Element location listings
»»
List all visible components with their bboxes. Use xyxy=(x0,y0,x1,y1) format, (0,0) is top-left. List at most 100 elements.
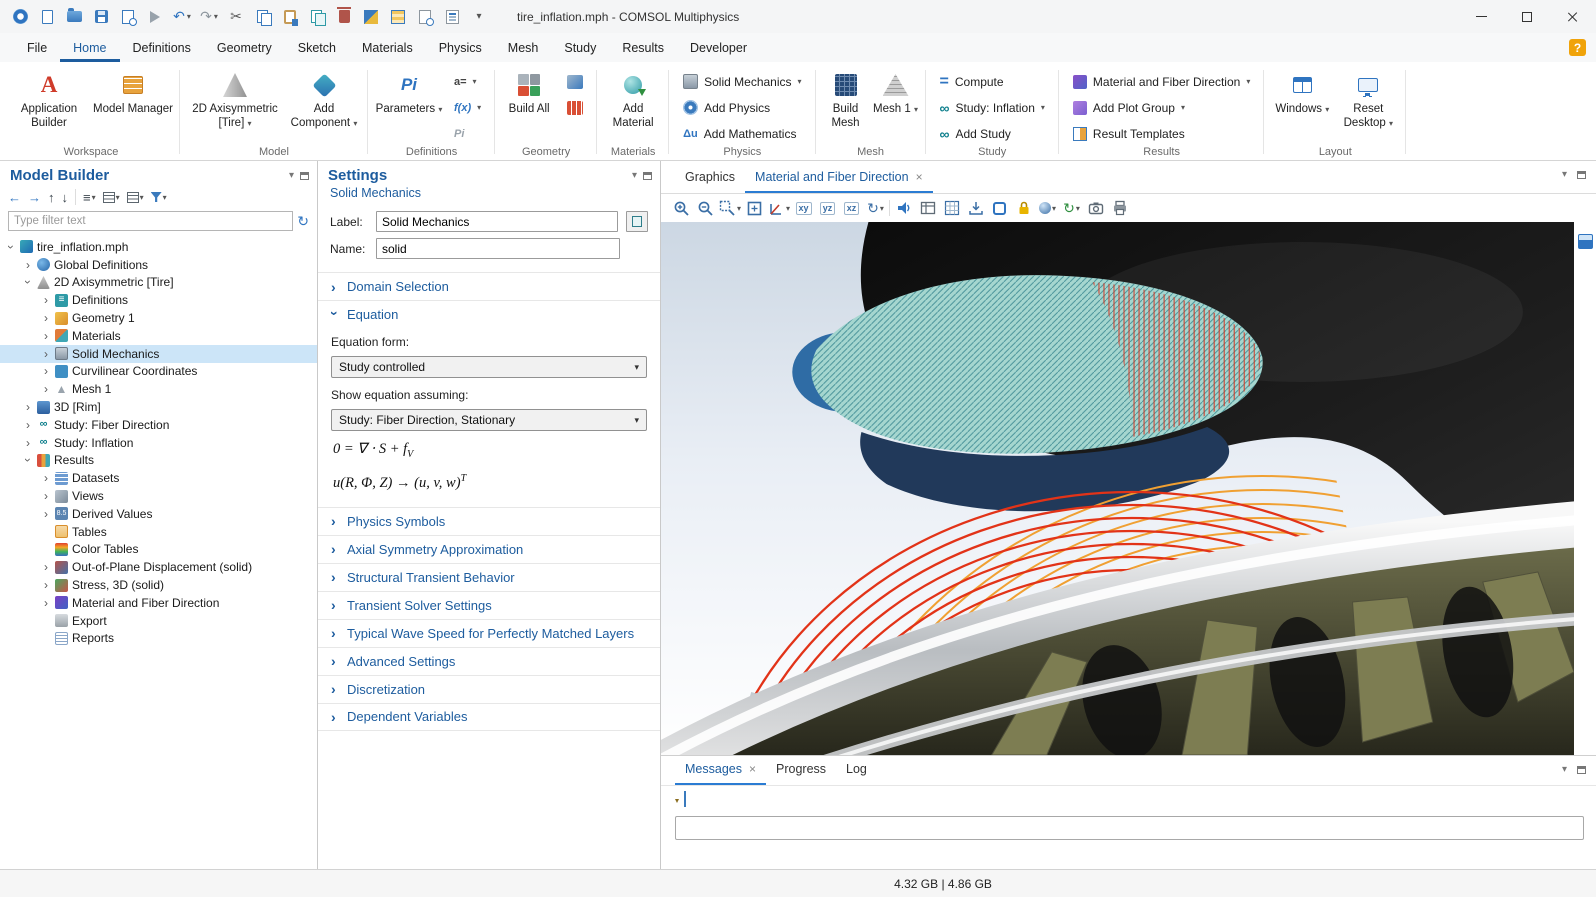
scene-light-icon[interactable] xyxy=(893,198,914,219)
add-material-button[interactable]: Add Material xyxy=(604,66,662,131)
zoom-out-icon[interactable] xyxy=(695,198,716,219)
chevron-icon[interactable]: › xyxy=(23,419,33,431)
image-snapshot-icon[interactable] xyxy=(1085,198,1106,219)
float-panel-icon[interactable] xyxy=(643,172,652,180)
chevron-icon[interactable]: › xyxy=(41,330,51,342)
refresh-filter-icon[interactable]: ↻ xyxy=(297,213,309,230)
section-transient-solver[interactable]: ›Transient Solver Settings xyxy=(318,591,660,619)
export-plot-icon[interactable] xyxy=(965,198,986,219)
section-dependent-variables[interactable]: ›Dependent Variables xyxy=(318,703,660,731)
chevron-icon[interactable]: › xyxy=(23,401,33,413)
maximize-button[interactable] xyxy=(1504,0,1550,33)
show-equation-select[interactable]: Study: Fiber Direction, Stationary▾ xyxy=(331,409,647,431)
mesh1-button[interactable]: Mesh 1 ▾ xyxy=(873,66,919,117)
tree-item-views[interactable]: ›Views xyxy=(0,487,317,505)
tree-item-geometry-1[interactable]: ›Geometry 1 xyxy=(0,309,317,327)
panel-menu-icon[interactable]: ▾ xyxy=(1562,169,1567,180)
copy-icon[interactable] xyxy=(251,4,275,30)
zoom-in-icon[interactable] xyxy=(671,198,692,219)
tree-item-color-tables[interactable]: ›Color Tables xyxy=(0,541,317,559)
transparency-icon[interactable]: ▾ xyxy=(1037,198,1058,219)
view-xy-icon[interactable]: xy xyxy=(793,198,814,219)
edit-label-button[interactable] xyxy=(626,211,648,232)
tab-graphics[interactable]: Graphics xyxy=(675,170,745,193)
tree-item-tables[interactable]: ›Tables xyxy=(0,523,317,541)
tree-item-root[interactable]: ›tire_inflation.mph xyxy=(0,238,317,256)
redo-icon[interactable]: ↷▾ xyxy=(197,4,221,30)
section-domain-selection[interactable]: ›Domain Selection xyxy=(318,272,660,300)
tree-item-datasets[interactable]: ›Datasets xyxy=(0,469,317,487)
chevron-icon[interactable]: › xyxy=(41,490,51,502)
show-menu-icon[interactable]: ≡▾ xyxy=(83,190,96,205)
parameters-button[interactable]: Pi Parameters ▾ xyxy=(375,66,443,117)
chevron-icon[interactable]: › xyxy=(5,242,17,252)
geometry-sequence-button[interactable] xyxy=(560,69,590,94)
chevron-icon[interactable]: › xyxy=(41,508,51,520)
chevron-icon[interactable]: › xyxy=(23,437,33,449)
tab-study[interactable]: Study xyxy=(551,33,609,62)
back-icon[interactable]: ← xyxy=(8,190,21,205)
delete-icon[interactable] xyxy=(332,4,356,30)
close-tab-icon[interactable]: × xyxy=(916,170,923,184)
section-equation[interactable]: ›Equation xyxy=(318,300,660,328)
section-structural-transient[interactable]: ›Structural Transient Behavior xyxy=(318,563,660,591)
chevron-icon[interactable]: › xyxy=(41,312,51,324)
add-mathematics-button[interactable]: ΔuAdd Mathematics xyxy=(676,121,808,146)
add-plot-group-button[interactable]: Add Plot Group▾ xyxy=(1066,95,1257,120)
delete-sequence-button[interactable] xyxy=(560,95,590,120)
go-to-default-view-icon[interactable]: ▾ xyxy=(768,198,790,219)
view-xz-icon[interactable]: xz xyxy=(841,198,862,219)
chevron-icon[interactable]: › xyxy=(22,277,34,287)
float-panel-icon[interactable] xyxy=(300,172,309,180)
copy-messages-icon[interactable] xyxy=(684,792,686,806)
undo-icon[interactable]: ↶▾ xyxy=(170,4,194,30)
chevron-icon[interactable]: › xyxy=(41,472,51,484)
section-advanced-settings[interactable]: ›Advanced Settings xyxy=(318,647,660,675)
tab-definitions[interactable]: Definitions xyxy=(120,33,204,62)
name-input[interactable] xyxy=(376,238,620,259)
tree-item-3d-rim[interactable]: ›3D [Rim] xyxy=(0,398,317,416)
build-all-button[interactable]: Build All xyxy=(502,66,556,117)
new-file-icon[interactable] xyxy=(35,4,59,30)
study-inflation-button[interactable]: ∞Study: Inflation▾ xyxy=(933,95,1052,120)
tree-item-reports[interactable]: ›Reports xyxy=(0,630,317,648)
tree-item-global-definitions[interactable]: ›Global Definitions xyxy=(0,256,317,274)
filter-icon[interactable]: ▾ xyxy=(151,192,167,202)
application-builder-button[interactable]: A Application Builder xyxy=(9,66,89,131)
float-panel-icon[interactable] xyxy=(1577,766,1586,774)
tree-item-derived-values[interactable]: ›8.5Derived Values xyxy=(0,505,317,523)
equation-form-select[interactable]: Study controlled▾ xyxy=(331,356,647,378)
section-axial-symmetry[interactable]: ›Axial Symmetry Approximation xyxy=(318,535,660,563)
tab-physics[interactable]: Physics xyxy=(426,33,495,62)
chevron-icon[interactable]: › xyxy=(41,348,51,360)
tree-item-out-of-plane-displacement[interactable]: ›Out-of-Plane Displacement (solid) xyxy=(0,558,317,576)
float-panel-icon[interactable] xyxy=(1577,171,1586,179)
move-up-icon[interactable]: ↑ xyxy=(48,190,55,205)
add-physics-button[interactable]: Add Physics xyxy=(676,95,808,120)
chevron-icon[interactable]: › xyxy=(41,294,51,306)
move-down-icon[interactable]: ↓ xyxy=(62,190,69,205)
view-yz-icon[interactable]: yz xyxy=(817,198,838,219)
tab-log[interactable]: Log xyxy=(836,762,877,785)
tab-results[interactable]: Results xyxy=(609,33,677,62)
section-discretization[interactable]: ›Discretization xyxy=(318,675,660,703)
close-button[interactable] xyxy=(1550,0,1596,33)
label-input[interactable] xyxy=(376,211,618,232)
model-manager-button[interactable]: Model Manager xyxy=(93,66,173,117)
panel-menu-icon[interactable]: ▾ xyxy=(632,170,637,181)
tab-file[interactable]: File xyxy=(14,33,60,62)
compute-button[interactable]: =Compute xyxy=(933,69,1052,94)
tree-item-mesh-1[interactable]: ›▲Mesh 1 xyxy=(0,380,317,398)
tree-item-export[interactable]: ›Export xyxy=(0,612,317,630)
show-table-icon[interactable] xyxy=(917,198,938,219)
run-icon[interactable] xyxy=(143,4,167,30)
build-mesh-button[interactable]: Build Mesh xyxy=(823,66,869,131)
variables-button[interactable]: a=▾ xyxy=(447,69,488,94)
collapse-expand-icon[interactable]: ▾ xyxy=(127,192,144,203)
print-icon[interactable] xyxy=(1109,198,1130,219)
messages-content[interactable] xyxy=(675,816,1584,840)
solid-mechanics-select-button[interactable]: Solid Mechanics▾ xyxy=(676,69,808,94)
select-box-icon[interactable] xyxy=(989,198,1010,219)
show-grid-icon[interactable] xyxy=(941,198,962,219)
chevron-icon[interactable]: › xyxy=(41,579,51,591)
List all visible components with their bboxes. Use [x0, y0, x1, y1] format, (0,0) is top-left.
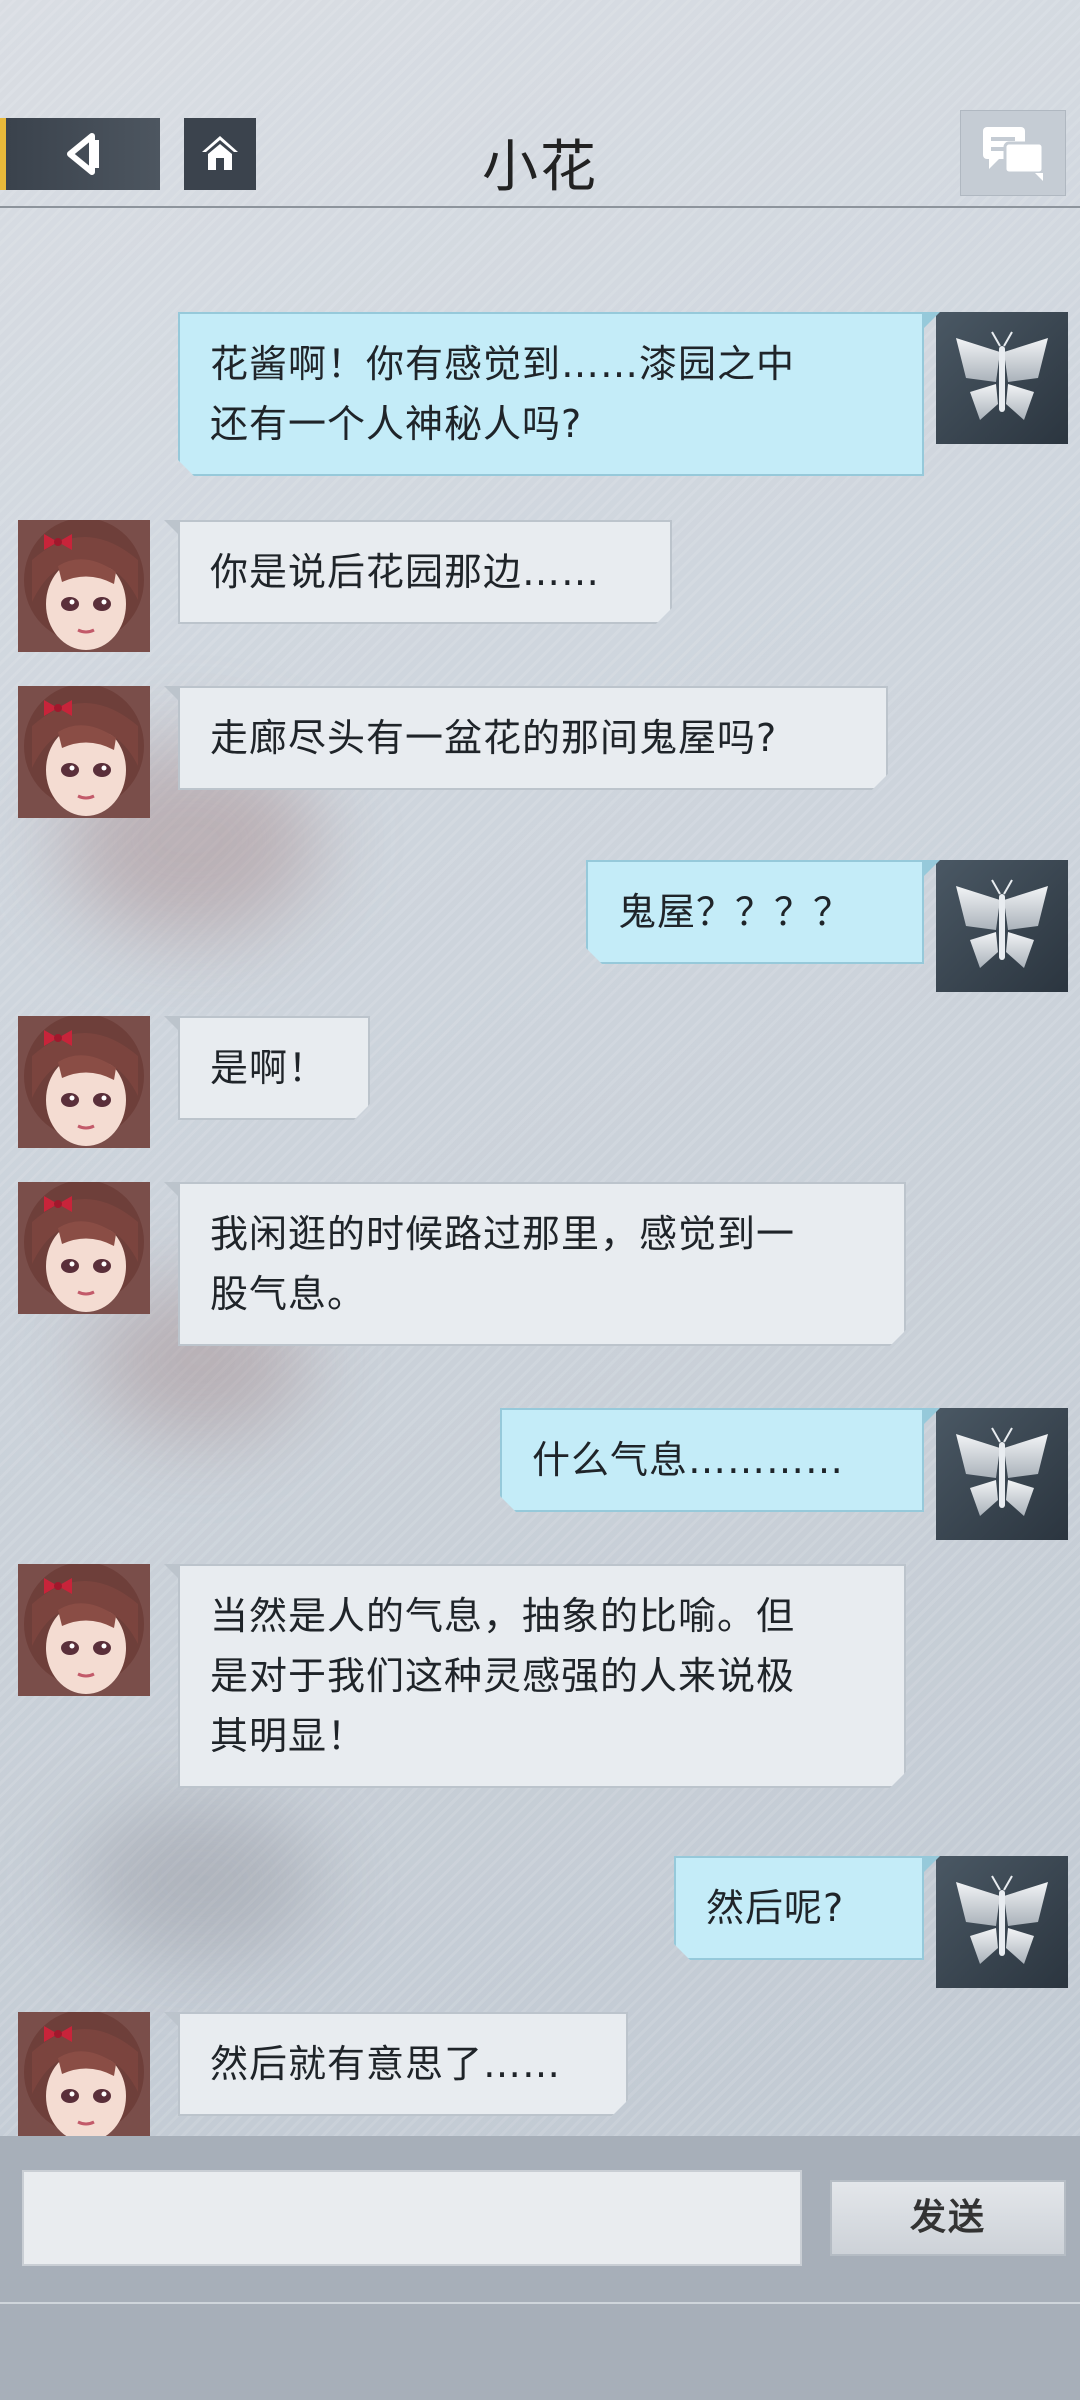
««
## WHAT TO WORK ON
Tally the lines in the records above that contain the string "transient", treating uppercase and lowercase as different. Reply with the number only.

## COMPLETED EXERCISE
2